_Data excerpts:_
--- Start ---
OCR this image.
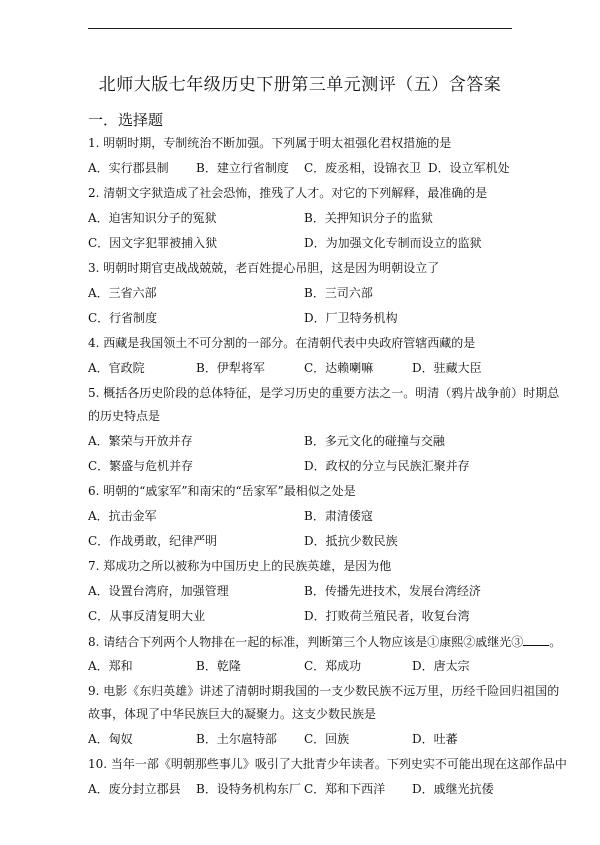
北师大版七年级历史下册第三单元测评（五）含答案
一．选择题
1. 明朝时期，专制统治不断加强。下列属于明太祖强化君权措施的是
A．实行郡县制 B．建立行省制度 C．废丞相，设锦衣卫 D．设立军机处
2. 清朝文字狱造成了社会恐怖，推残了人才。对它的下列解释，最准确的是
A．迫害知识分子的冤狱	B．关押知识分子的监狱
C．因文字犯罪被捕入狱	D．为加强文化专制而设立的监狱
3. 明朝时期官吏战战兢兢，老百姓提心吊胆，这是因为明朝设立了
A．三省六部	B．三司六部
C．行省制度	D．厂卫特务机构
4. 西藏是我国领土不可分割的一部分。在清朝代表中央政府管辖西藏的是
A．官政院	B．伊犁将军	C．达赖喇嘛	D．驻藏大臣
5. 概括各历史阶段的总体特征，是学习历史的重要方法之一。明清（鸦片战争前）时期总
的历史特点是
A．繁荣与开放并存	B．多元文化的碰撞与交融
C．繁盛与危机并存	D．政权的分立与民族汇聚并存
6. 明朝的“戚家军”和南宋的“岳家军”最相似之处是
A．抗击金军	B．肃清倭寇
C．作战勇敢，纪律严明	D．抵抗少数民族
7. 郑成功之所以被称为中国历史上的民族英雄，是因为他
A．设置台湾府，加强管理	B．传播先进技术，发展台湾经济
C．从事反清复明大业	D．打败荷兰殖民者，收复台湾
8. 请结合下列两个人物排在一起的标准，判断第三个人物应该是①康熙②戚继光③ 。
A．郑和	B．乾隆	C．郑成功	D．唐太宗
9. 电影《东归英雄》讲述了清朝时期我国的一支少数民族不远万里，历经千险回归祖国的
故事，体现了中华民族巨大的凝聚力。这支少数民族是
A．匈奴	B．土尔扈特部 C．回族	D．吐蕃
10. 当年一部《明朝那些事儿》吸引了大批青少年读者。下列史实不可能出现在这部作品中
A．废分封立郡县 B．设特务机构东厂 C．郑和下西洋 D．戚继光抗倭
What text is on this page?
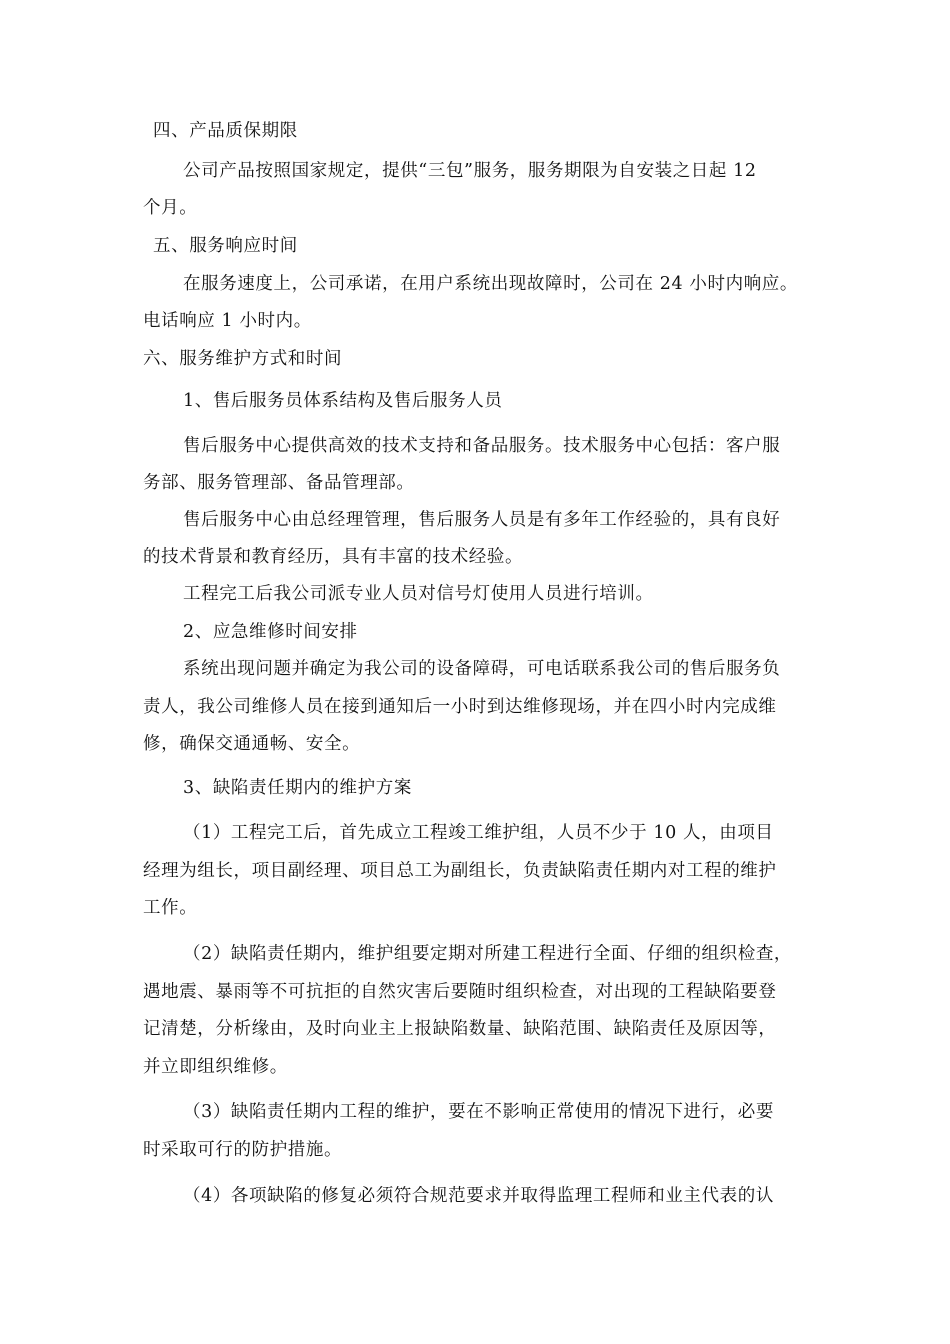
四、产品质保期限
公司产品按照国家规定，提供“三包”服务，服务期限为自安装之日起 12
个月。
五、服务响应时间
在服务速度上，公司承诺，在用户系统出现故障时，公司在 24 小时内响应。
电话响应 1 小时内。
六、服务维护方式和时间
1、售后服务员体系结构及售后服务人员
售后服务中心提供高效的技术支持和备品服务。技术服务中心包括：客户服
务部、服务管理部、备品管理部。
售后服务中心由总经理管理，售后服务人员是有多年工作经验的，具有良好
的技术背景和教育经历，具有丰富的技术经验。
工程完工后我公司派专业人员对信号灯使用人员进行培训。
2、应急维修时间安排
系统出现问题并确定为我公司的设备障碍，可电话联系我公司的售后服务负
责人，我公司维修人员在接到通知后一小时到达维修现场，并在四小时内完成维
修，确保交通通畅、安全。
3、缺陷责任期内的维护方案
（1）工程完工后，首先成立工程竣工维护组，人员不少于 10 人，由项目
经理为组长，项目副经理、项目总工为副组长，负责缺陷责任期内对工程的维护
工作。
（2）缺陷责任期内，维护组要定期对所建工程进行全面、仔细的组织检查，
遇地震、暴雨等不可抗拒的自然灾害后要随时组织检查，对出现的工程缺陷要登
记清楚，分析缘由，及时向业主上报缺陷数量、缺陷范围、缺陷责任及原因等，
并立即组织维修。
（3）缺陷责任期内工程的维护，要在不影响正常使用的情况下进行，必要
时采取可行的防护措施。
（4）各项缺陷的修复必须符合规范要求并取得监理工程师和业主代表的认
--- End ---
_Given request:_ Retype verbatim only the lines beginning with the line that contains "What text is on this page?" and ending with the last line of the listing above; pictures are to be excluded.

_Output of the task:_
What text is on this page?
四、产品质保期限
公司产品按照国家规定，提供“三包”服务，服务期限为自安装之日起 12
个月。
五、服务响应时间
在服务速度上，公司承诺，在用户系统出现故障时，公司在 24 小时内响应。
电话响应 1 小时内。
六、服务维护方式和时间
1、售后服务员体系结构及售后服务人员
售后服务中心提供高效的技术支持和备品服务。技术服务中心包括：客户服
务部、服务管理部、备品管理部。
售后服务中心由总经理管理，售后服务人员是有多年工作经验的，具有良好
的技术背景和教育经历，具有丰富的技术经验。
工程完工后我公司派专业人员对信号灯使用人员进行培训。
2、应急维修时间安排
系统出现问题并确定为我公司的设备障碍，可电话联系我公司的售后服务负
责人，我公司维修人员在接到通知后一小时到达维修现场，并在四小时内完成维
修，确保交通通畅、安全。
3、缺陷责任期内的维护方案
（1）工程完工后，首先成立工程竣工维护组，人员不少于 10 人，由项目
经理为组长，项目副经理、项目总工为副组长，负责缺陷责任期内对工程的维护
工作。
（2）缺陷责任期内，维护组要定期对所建工程进行全面、仔细的组织检查，
遇地震、暴雨等不可抗拒的自然灾害后要随时组织检查，对出现的工程缺陷要登
记清楚，分析缘由，及时向业主上报缺陷数量、缺陷范围、缺陷责任及原因等，
并立即组织维修。
（3）缺陷责任期内工程的维护，要在不影响正常使用的情况下进行，必要
时采取可行的防护措施。
（4）各项缺陷的修复必须符合规范要求并取得监理工程师和业主代表的认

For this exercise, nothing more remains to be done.